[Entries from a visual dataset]
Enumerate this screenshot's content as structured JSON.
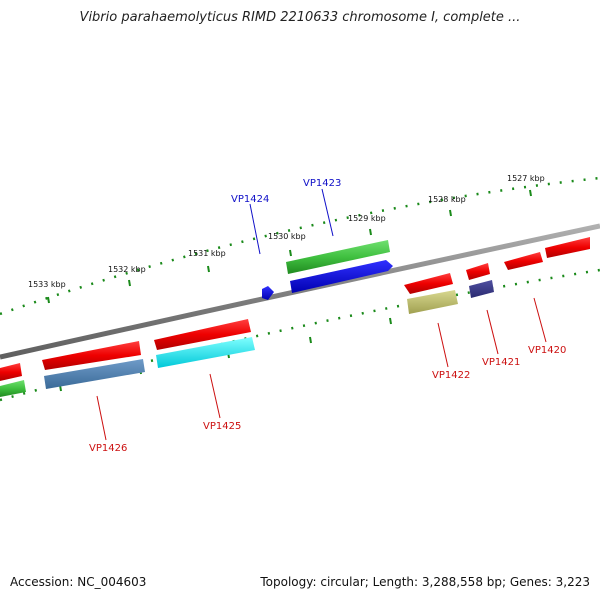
{
  "title": "Vibrio parahaemolyticus RIMD 2210633 chromosome I, complete ...",
  "footer": {
    "accession": "Accession: NC_004603",
    "topology": "Topology: circular; Length: 3,288,558 bp; Genes: 3,223"
  },
  "ticks": [
    "1527 kbp",
    "1528 kbp",
    "1529 kbp",
    "1530 kbp",
    "1531 kbp",
    "1532 kbp",
    "1533 kbp"
  ],
  "genes": [
    {
      "id": "VP1420",
      "strand": "reverse"
    },
    {
      "id": "VP1421",
      "strand": "reverse"
    },
    {
      "id": "VP1422",
      "strand": "reverse"
    },
    {
      "id": "VP1423",
      "strand": "forward"
    },
    {
      "id": "VP1424",
      "strand": "forward"
    },
    {
      "id": "VP1425",
      "strand": "reverse"
    },
    {
      "id": "VP1426",
      "strand": "reverse"
    }
  ],
  "colors": {
    "forward_label": "#1010c8",
    "reverse_label": "#cc1010",
    "backbone": "#808080",
    "ticks": "#1a8a1a"
  }
}
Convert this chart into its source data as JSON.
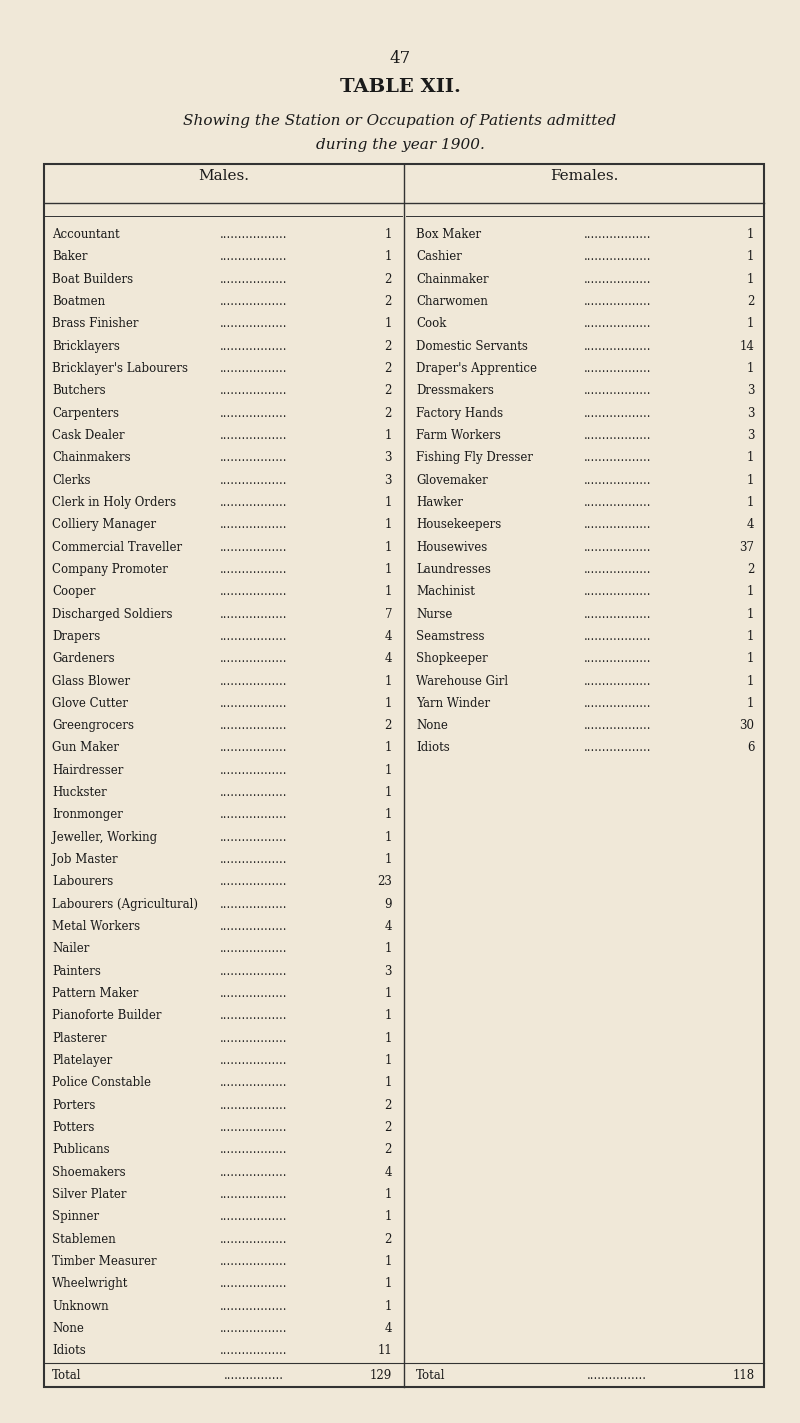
{
  "page_number": "47",
  "title": "TABLE XII.",
  "subtitle_line1": "Showing the Station or Occupation of Patients admitted",
  "subtitle_line2": "during the year 1900.",
  "males_header": "Males.",
  "females_header": "Females.",
  "males": [
    [
      "Accountant",
      "1"
    ],
    [
      "Baker",
      "1"
    ],
    [
      "Boat Builders",
      "2"
    ],
    [
      "Boatmen",
      "2"
    ],
    [
      "Brass Finisher",
      "1"
    ],
    [
      "Bricklayers",
      "2"
    ],
    [
      "Bricklayer's Labourers",
      "2"
    ],
    [
      "Butchers",
      "2"
    ],
    [
      "Carpenters",
      "2"
    ],
    [
      "Cask Dealer",
      "1"
    ],
    [
      "Chainmakers",
      "3"
    ],
    [
      "Clerks",
      "3"
    ],
    [
      "Clerk in Holy Orders",
      "1"
    ],
    [
      "Colliery Manager",
      "1"
    ],
    [
      "Commercial Traveller",
      "1"
    ],
    [
      "Company Promoter",
      "1"
    ],
    [
      "Cooper",
      "1"
    ],
    [
      "Discharged Soldiers",
      "7"
    ],
    [
      "Drapers",
      "4"
    ],
    [
      "Gardeners",
      "4"
    ],
    [
      "Glass Blower",
      "1"
    ],
    [
      "Glove Cutter",
      "1"
    ],
    [
      "Greengrocers",
      "2"
    ],
    [
      "Gun Maker",
      "1"
    ],
    [
      "Hairdresser",
      "1"
    ],
    [
      "Huckster",
      "1"
    ],
    [
      "Ironmonger",
      "1"
    ],
    [
      "Jeweller, Working",
      "1"
    ],
    [
      "Job Master",
      "1"
    ],
    [
      "Labourers",
      "23"
    ],
    [
      "Labourers (Agricultural)",
      "9"
    ],
    [
      "Metal Workers",
      "4"
    ],
    [
      "Nailer",
      "1"
    ],
    [
      "Painters",
      "3"
    ],
    [
      "Pattern Maker",
      "1"
    ],
    [
      "Pianoforte Builder",
      "1"
    ],
    [
      "Plasterer",
      "1"
    ],
    [
      "Platelayer",
      "1"
    ],
    [
      "Police Constable",
      "1"
    ],
    [
      "Porters",
      "2"
    ],
    [
      "Potters",
      "2"
    ],
    [
      "Publicans",
      "2"
    ],
    [
      "Shoemakers",
      "4"
    ],
    [
      "Silver Plater",
      "1"
    ],
    [
      "Spinner",
      "1"
    ],
    [
      "Stablemen",
      "2"
    ],
    [
      "Timber Measurer",
      "1"
    ],
    [
      "Wheelwright",
      "1"
    ],
    [
      "Unknown",
      "1"
    ],
    [
      "None",
      "4"
    ],
    [
      "Idiots",
      "11"
    ]
  ],
  "males_total": "129",
  "females": [
    [
      "Box Maker",
      "1"
    ],
    [
      "Cashier",
      "1"
    ],
    [
      "Chainmaker",
      "1"
    ],
    [
      "Charwomen",
      "2"
    ],
    [
      "Cook",
      "1"
    ],
    [
      "Domestic Servants",
      "14"
    ],
    [
      "Draper's Apprentice",
      "1"
    ],
    [
      "Dressmakers",
      "3"
    ],
    [
      "Factory Hands",
      "3"
    ],
    [
      "Farm Workers",
      "3"
    ],
    [
      "Fishing Fly Dresser",
      "1"
    ],
    [
      "Glovemaker",
      "1"
    ],
    [
      "Hawker",
      "1"
    ],
    [
      "Housekeepers",
      "4"
    ],
    [
      "Housewives",
      "37"
    ],
    [
      "Laundresses",
      "2"
    ],
    [
      "Machinist",
      "1"
    ],
    [
      "Nurse",
      "1"
    ],
    [
      "Seamstress",
      "1"
    ],
    [
      "Shopkeeper",
      "1"
    ],
    [
      "Warehouse Girl",
      "1"
    ],
    [
      "Yarn Winder",
      "1"
    ],
    [
      "None",
      "30"
    ],
    [
      "Idiots",
      "6"
    ]
  ],
  "females_total": "118",
  "bg_color": "#f0e8d8",
  "text_color": "#1a1a1a",
  "table_line_color": "#333333"
}
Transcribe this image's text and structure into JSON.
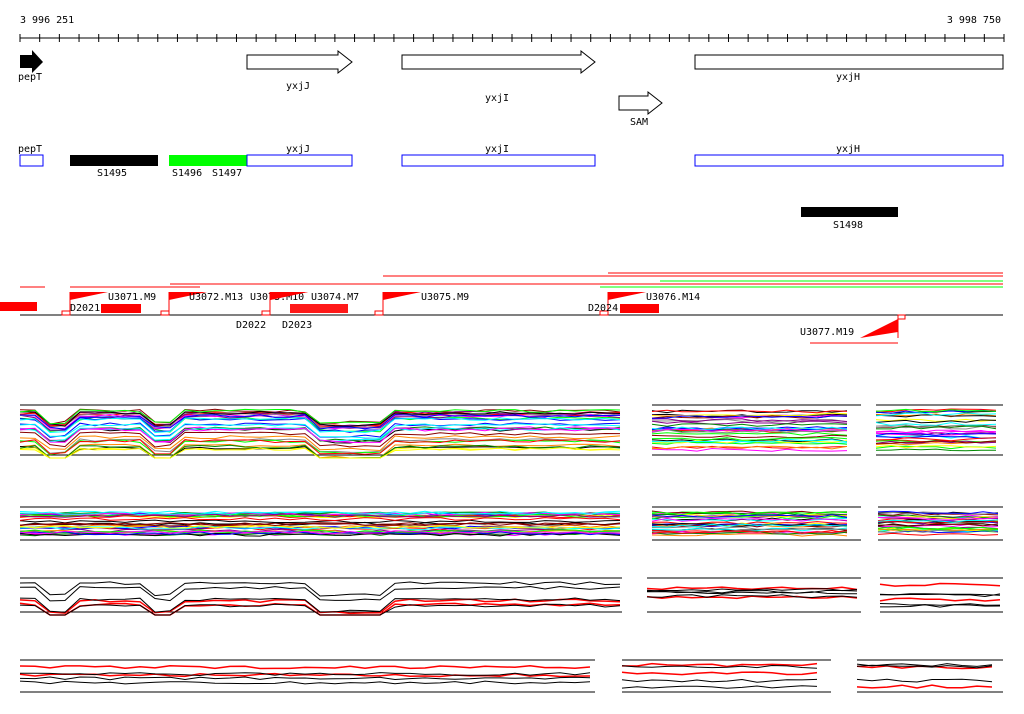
{
  "axis": {
    "start": "3 996 251",
    "end": "3 998 750"
  },
  "genes": [
    {
      "name": "pepT",
      "type": "filled"
    },
    {
      "name": "yxjJ",
      "type": "open"
    },
    {
      "name": "yxjI",
      "type": "open"
    },
    {
      "name": "SAM",
      "type": "open"
    },
    {
      "name": "yxjH",
      "type": "box"
    }
  ],
  "segments": {
    "pepT": "pepT",
    "S1495": "S1495",
    "S1496": "S1496",
    "S1497": "S1497",
    "yxjJ": "yxjJ",
    "yxjI": "yxjI",
    "yxjH": "yxjH",
    "S1498": "S1498"
  },
  "units": [
    "U3071.M9",
    "U3072.M13",
    "U3073.M10",
    "U3074.M7",
    "U3075.M9",
    "U3076.M14",
    "U3077.M19"
  ],
  "downs": [
    "D2021",
    "D2022",
    "D2023",
    "D2024"
  ],
  "colors": {
    "red": "#ff0000",
    "green": "#00ff00",
    "blue": "#0000ff",
    "black": "#000000"
  }
}
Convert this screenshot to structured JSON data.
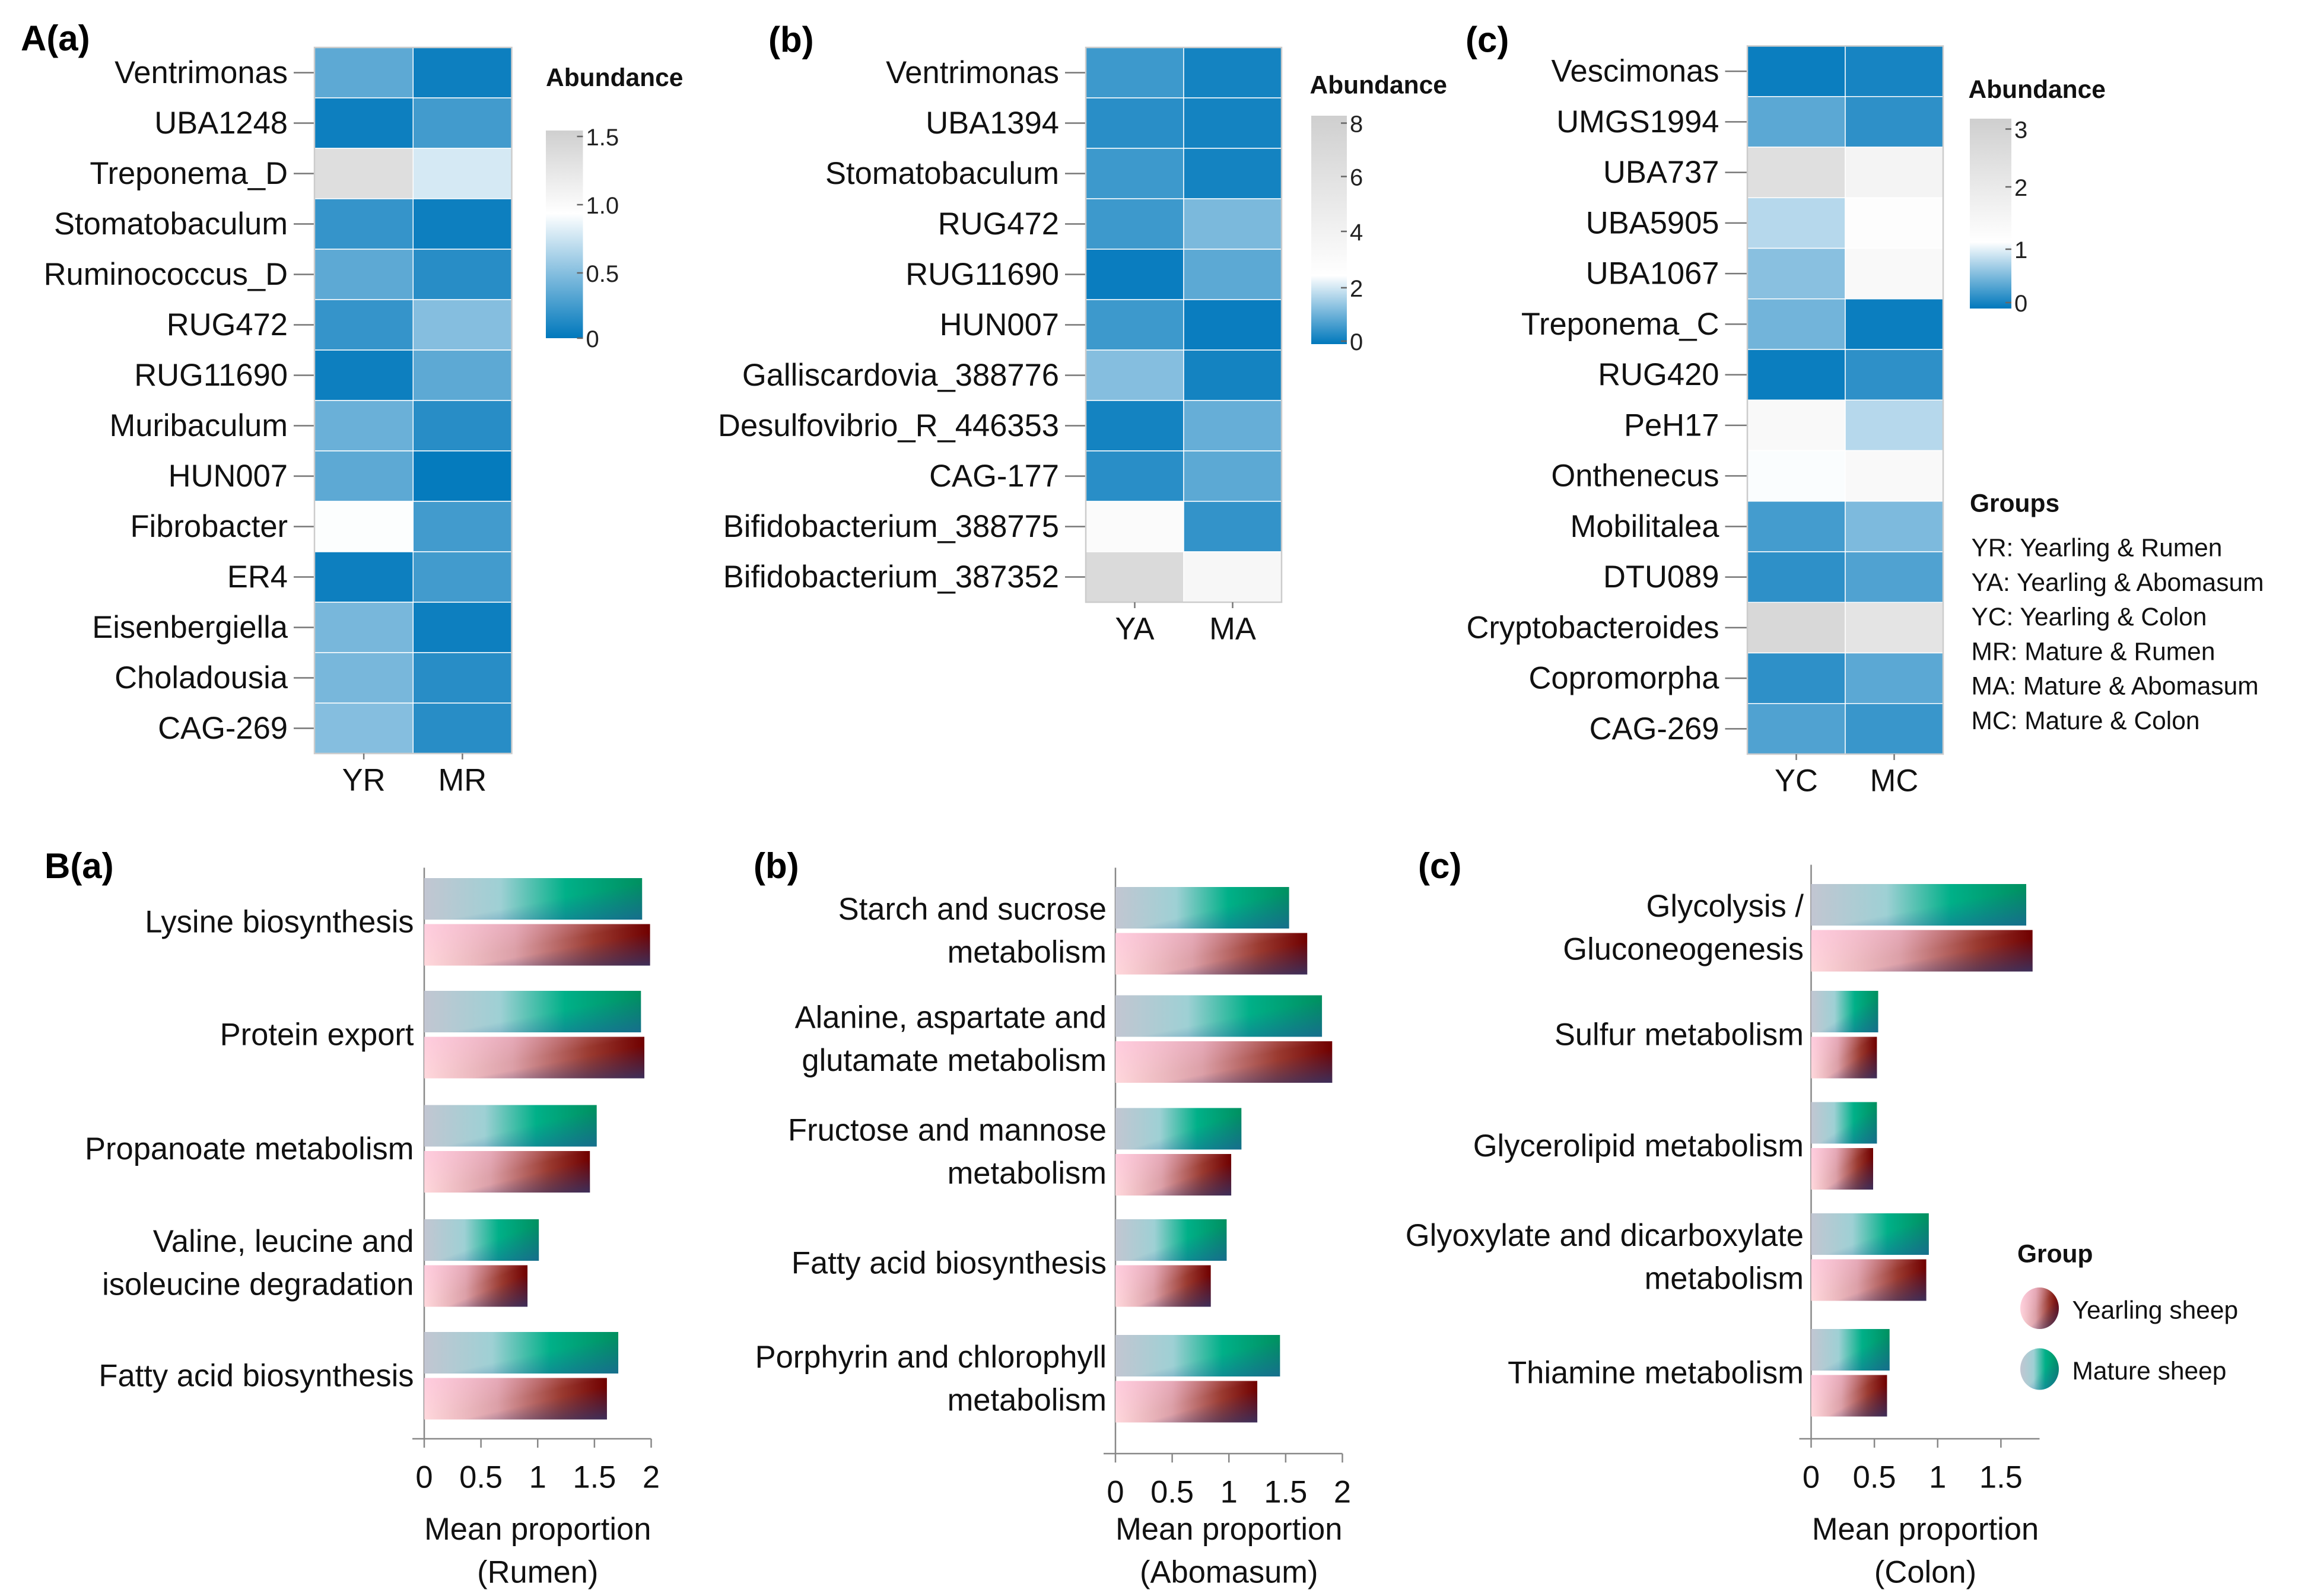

▶ _About this task_
Output each record above exactly as it stands, excluding all pictures.

▶ _Result of the exercise_
Enumerate this screenshot's content as structured JSON.
{
  "title": "Vibrio parahaemolyticus RIMD 2210633 chromosome I, complete ...",
  "footer": {
    "accession": "Accession: NC_004603",
    "topology": "Topology: circular; Length: 3,288,558 bp; Genes: 3,223"
  },
  "ticks": [
    "1527 kbp",
    "1528 kbp",
    "1529 kbp",
    "1530 kbp",
    "1531 kbp",
    "1532 kbp",
    "1533 kbp"
  ],
  "genes": [
    {
      "id": "VP1420",
      "strand": "reverse"
    },
    {
      "id": "VP1421",
      "strand": "reverse"
    },
    {
      "id": "VP1422",
      "strand": "reverse"
    },
    {
      "id": "VP1423",
      "strand": "forward"
    },
    {
      "id": "VP1424",
      "strand": "forward"
    },
    {
      "id": "VP1425",
      "strand": "reverse"
    },
    {
      "id": "VP1426",
      "strand": "reverse"
    }
  ],
  "colors": {
    "forward_label": "#1010c8",
    "reverse_label": "#cc1010",
    "backbone": "#808080",
    "ticks": "#1a8a1a"
  }
}
Convert this chart into its source data as JSON.
{
  "page_number": "47",
  "title": "TABLE XII.",
  "subtitle_line1": "Showing the Station or Occupation of Patients admitted",
  "subtitle_line2": "during the year 1900.",
  "males_header": "Males.",
  "females_header": "Females.",
  "males": [
    [
      "Accountant",
      "1"
    ],
    [
      "Baker",
      "1"
    ],
    [
      "Boat Builders",
      "2"
    ],
    [
      "Boatmen",
      "2"
    ],
    [
      "Brass Finisher",
      "1"
    ],
    [
      "Bricklayers",
      "2"
    ],
    [
      "Bricklayer's Labourers",
      "2"
    ],
    [
      "Butchers",
      "2"
    ],
    [
      "Carpenters",
      "2"
    ],
    [
      "Cask Dealer",
      "1"
    ],
    [
      "Chainmakers",
      "3"
    ],
    [
      "Clerks",
      "3"
    ],
    [
      "Clerk in Holy Orders",
      "1"
    ],
    [
      "Colliery Manager",
      "1"
    ],
    [
      "Commercial Traveller",
      "1"
    ],
    [
      "Company Promoter",
      "1"
    ],
    [
      "Cooper",
      "1"
    ],
    [
      "Discharged Soldiers",
      "7"
    ],
    [
      "Drapers",
      "4"
    ],
    [
      "Gardeners",
      "4"
    ],
    [
      "Glass Blower",
      "1"
    ],
    [
      "Glove Cutter",
      "1"
    ],
    [
      "Greengrocers",
      "2"
    ],
    [
      "Gun Maker",
      "1"
    ],
    [
      "Hairdresser",
      "1"
    ],
    [
      "Huckster",
      "1"
    ],
    [
      "Ironmonger",
      "1"
    ],
    [
      "Jeweller, Working",
      "1"
    ],
    [
      "Job Master",
      "1"
    ],
    [
      "Labourers",
      "23"
    ],
    [
      "Labourers (Agricultural)",
      "9"
    ],
    [
      "Metal Workers",
      "4"
    ],
    [
      "Nailer",
      "1"
    ],
    [
      "Painters",
      "3"
    ],
    [
      "Pattern Maker",
      "1"
    ],
    [
      "Pianoforte Builder",
      "1"
    ],
    [
      "Plasterer",
      "1"
    ],
    [
      "Platelayer",
      "1"
    ],
    [
      "Police Constable",
      "1"
    ],
    [
      "Porters",
      "2"
    ],
    [
      "Potters",
      "2"
    ],
    [
      "Publicans",
      "2"
    ],
    [
      "Shoemakers",
      "4"
    ],
    [
      "Silver Plater",
      "1"
    ],
    [
      "Spinner",
      "1"
    ],
    [
      "Stablemen",
      "2"
    ],
    [
      "Timber Measurer",
      "1"
    ],
    [
      "Wheelwright",
      "1"
    ],
    [
      "Unknown",
      "1"
    ],
    [
      "None",
      "4"
    ],
    [
      "Idiots",
      "11"
    ]
  ],
  "males_total": "129",
  "females": [
    [
      "Box Maker",
      "1"
    ],
    [
      "Cashier",
      "1"
    ],
    [
      "Chainmaker",
      "1"
    ],
    [
      "Charwomen",
      "2"
    ],
    [
      "Cook",
      "1"
    ],
    [
      "Domestic Servants",
      "14"
    ],
    [
      "Draper's Apprentice",
      "1"
    ],
    [
      "Dressmakers",
      "3"
    ],
    [
      "Factory Hands",
      "3"
    ],
    [
      "Farm Workers",
      "3"
    ],
    [
      "Fishing Fly Dresser",
      "1"
    ],
    [
      "Glovemaker",
      "1"
    ],
    [
      "Hawker",
      "1"
    ],
    [
      "Housekeepers",
      "4"
    ],
    [
      "Housewives",
      "37"
    ],
    [
      "Laundresses",
      "2"
    ],
    [
      "Machinist",
      "1"
    ],
    [
      "Nurse",
      "1"
    ],
    [
      "Seamstress",
      "1"
    ],
    [
      "Shopkeeper",
      "1"
    ],
    [
      "Warehouse Girl",
      "1"
    ],
    [
      "Yarn Winder",
      "1"
    ],
    [
      "None",
      "30"
    ],
    [
      "Idiots",
      "6"
    ]
  ],
  "females_total": "118",
  "bg_color": "#f0e8d8",
  "text_color": "#1a1a1a",
  "table_line_color": "#333333"
}
Transcribe this image's text and structure into JSON.
{
  "axis": {
    "start": "3 996 251",
    "end": "3 998 750"
  },
  "genes": [
    {
      "name": "pepT",
      "type": "filled"
    },
    {
      "name": "yxjJ",
      "type": "open"
    },
    {
      "name": "yxjI",
      "type": "open"
    },
    {
      "name": "SAM",
      "type": "open"
    },
    {
      "name": "yxjH",
      "type": "box"
    }
  ],
  "segments": {
    "pepT": "pepT",
    "S1495": "S1495",
    "S1496": "S1496",
    "S1497": "S1497",
    "yxjJ": "yxjJ",
    "yxjI": "yxjI",
    "yxjH": "yxjH",
    "S1498": "S1498"
  },
  "units": [
    "U3071.M9",
    "U3072.M13",
    "U3073.M10",
    "U3074.M7",
    "U3075.M9",
    "U3076.M14",
    "U3077.M19"
  ],
  "downs": [
    "D2021",
    "D2022",
    "D2023",
    "D2024"
  ],
  "colors": {
    "red": "#ff0000",
    "green": "#00ff00",
    "blue": "#0000ff",
    "black": "#000000"
  }
}
Convert this screenshot to structured JSON data.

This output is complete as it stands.